Repeat every line exactly, keeping the pictures out of the copy.

-- START OF Supplied records --

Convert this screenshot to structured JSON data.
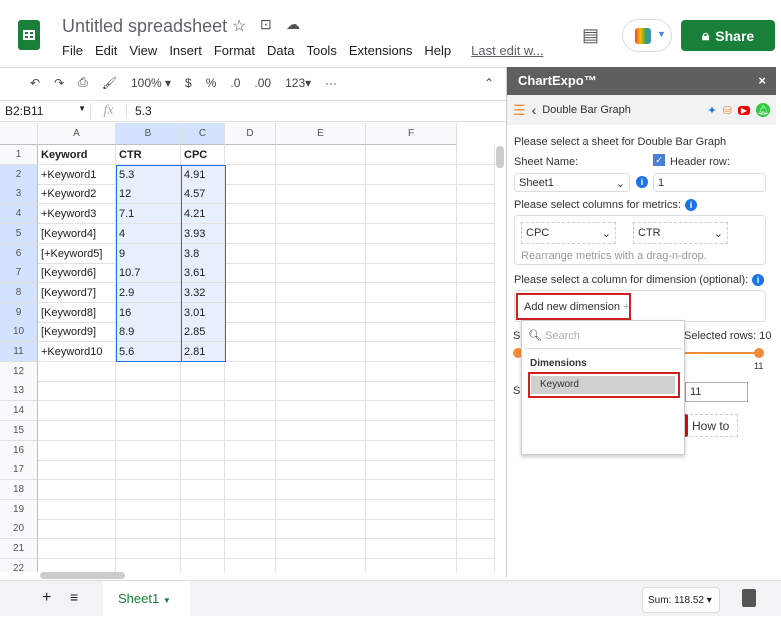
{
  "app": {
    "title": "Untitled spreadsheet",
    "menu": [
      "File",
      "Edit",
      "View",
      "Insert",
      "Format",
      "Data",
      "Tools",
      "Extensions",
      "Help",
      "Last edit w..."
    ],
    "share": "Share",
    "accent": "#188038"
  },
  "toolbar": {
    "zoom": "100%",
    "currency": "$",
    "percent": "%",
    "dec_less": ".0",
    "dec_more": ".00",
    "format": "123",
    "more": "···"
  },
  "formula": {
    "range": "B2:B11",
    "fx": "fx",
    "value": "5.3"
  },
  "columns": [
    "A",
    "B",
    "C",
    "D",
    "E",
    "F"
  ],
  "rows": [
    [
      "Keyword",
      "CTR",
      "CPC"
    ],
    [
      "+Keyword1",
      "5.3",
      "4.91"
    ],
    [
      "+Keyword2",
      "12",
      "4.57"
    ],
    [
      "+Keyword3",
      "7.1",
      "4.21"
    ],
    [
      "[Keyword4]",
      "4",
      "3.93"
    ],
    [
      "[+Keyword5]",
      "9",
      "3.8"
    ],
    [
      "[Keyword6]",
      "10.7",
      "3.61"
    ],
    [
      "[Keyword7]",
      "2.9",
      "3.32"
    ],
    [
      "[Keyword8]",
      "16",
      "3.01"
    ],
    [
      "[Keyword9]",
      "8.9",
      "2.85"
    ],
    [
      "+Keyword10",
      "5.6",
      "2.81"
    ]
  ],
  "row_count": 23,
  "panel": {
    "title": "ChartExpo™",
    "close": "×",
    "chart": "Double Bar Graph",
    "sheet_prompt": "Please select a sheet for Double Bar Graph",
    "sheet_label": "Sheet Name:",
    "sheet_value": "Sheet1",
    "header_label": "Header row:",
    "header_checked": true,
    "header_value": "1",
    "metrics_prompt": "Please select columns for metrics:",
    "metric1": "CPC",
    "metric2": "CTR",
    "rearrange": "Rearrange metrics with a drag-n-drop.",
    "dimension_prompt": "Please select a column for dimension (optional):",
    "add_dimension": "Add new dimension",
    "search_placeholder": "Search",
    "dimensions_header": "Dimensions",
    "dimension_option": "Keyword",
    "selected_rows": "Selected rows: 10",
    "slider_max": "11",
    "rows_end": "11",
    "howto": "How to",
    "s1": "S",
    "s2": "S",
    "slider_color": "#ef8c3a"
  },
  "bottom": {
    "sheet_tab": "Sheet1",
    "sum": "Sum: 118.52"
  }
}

-- END OF Supplied records --

**Completed exercise**
Convert this screenshot to structured JSON data.
{
  "app": {
    "title": "Untitled spreadsheet",
    "menu": [
      "File",
      "Edit",
      "View",
      "Insert",
      "Format",
      "Data",
      "Tools",
      "Extensions",
      "Help",
      "Last edit w..."
    ],
    "share": "Share",
    "accent": "#188038"
  },
  "toolbar": {
    "zoom": "100%",
    "currency": "$",
    "percent": "%",
    "dec_less": ".0",
    "dec_more": ".00",
    "format": "123",
    "more": "···"
  },
  "formula": {
    "range": "B2:B11",
    "fx": "fx",
    "value": "5.3"
  },
  "columns": [
    "A",
    "B",
    "C",
    "D",
    "E",
    "F"
  ],
  "rows": [
    [
      "Keyword",
      "CTR",
      "CPC"
    ],
    [
      "+Keyword1",
      "5.3",
      "4.91"
    ],
    [
      "+Keyword2",
      "12",
      "4.57"
    ],
    [
      "+Keyword3",
      "7.1",
      "4.21"
    ],
    [
      "[Keyword4]",
      "4",
      "3.93"
    ],
    [
      "[+Keyword5]",
      "9",
      "3.8"
    ],
    [
      "[Keyword6]",
      "10.7",
      "3.61"
    ],
    [
      "[Keyword7]",
      "2.9",
      "3.32"
    ],
    [
      "[Keyword8]",
      "16",
      "3.01"
    ],
    [
      "[Keyword9]",
      "8.9",
      "2.85"
    ],
    [
      "+Keyword10",
      "5.6",
      "2.81"
    ]
  ],
  "row_count": 23,
  "panel": {
    "title": "ChartExpo™",
    "close": "×",
    "chart": "Double Bar Graph",
    "sheet_prompt": "Please select a sheet for Double Bar Graph",
    "sheet_label": "Sheet Name:",
    "sheet_value": "Sheet1",
    "header_label": "Header row:",
    "header_checked": true,
    "header_value": "1",
    "metrics_prompt": "Please select columns for metrics:",
    "metric1": "CPC",
    "metric2": "CTR",
    "rearrange": "Rearrange metrics with a drag-n-drop.",
    "dimension_prompt": "Please select a column for dimension (optional):",
    "add_dimension": "Add new dimension",
    "search_placeholder": "Search",
    "dimensions_header": "Dimensions",
    "dimension_option": "Keyword",
    "selected_rows": "Selected rows: 10",
    "slider_max": "11",
    "rows_end": "11",
    "howto": "How to",
    "s1": "S",
    "s2": "S",
    "slider_color": "#ef8c3a"
  },
  "bottom": {
    "sheet_tab": "Sheet1",
    "sum": "Sum: 118.52"
  }
}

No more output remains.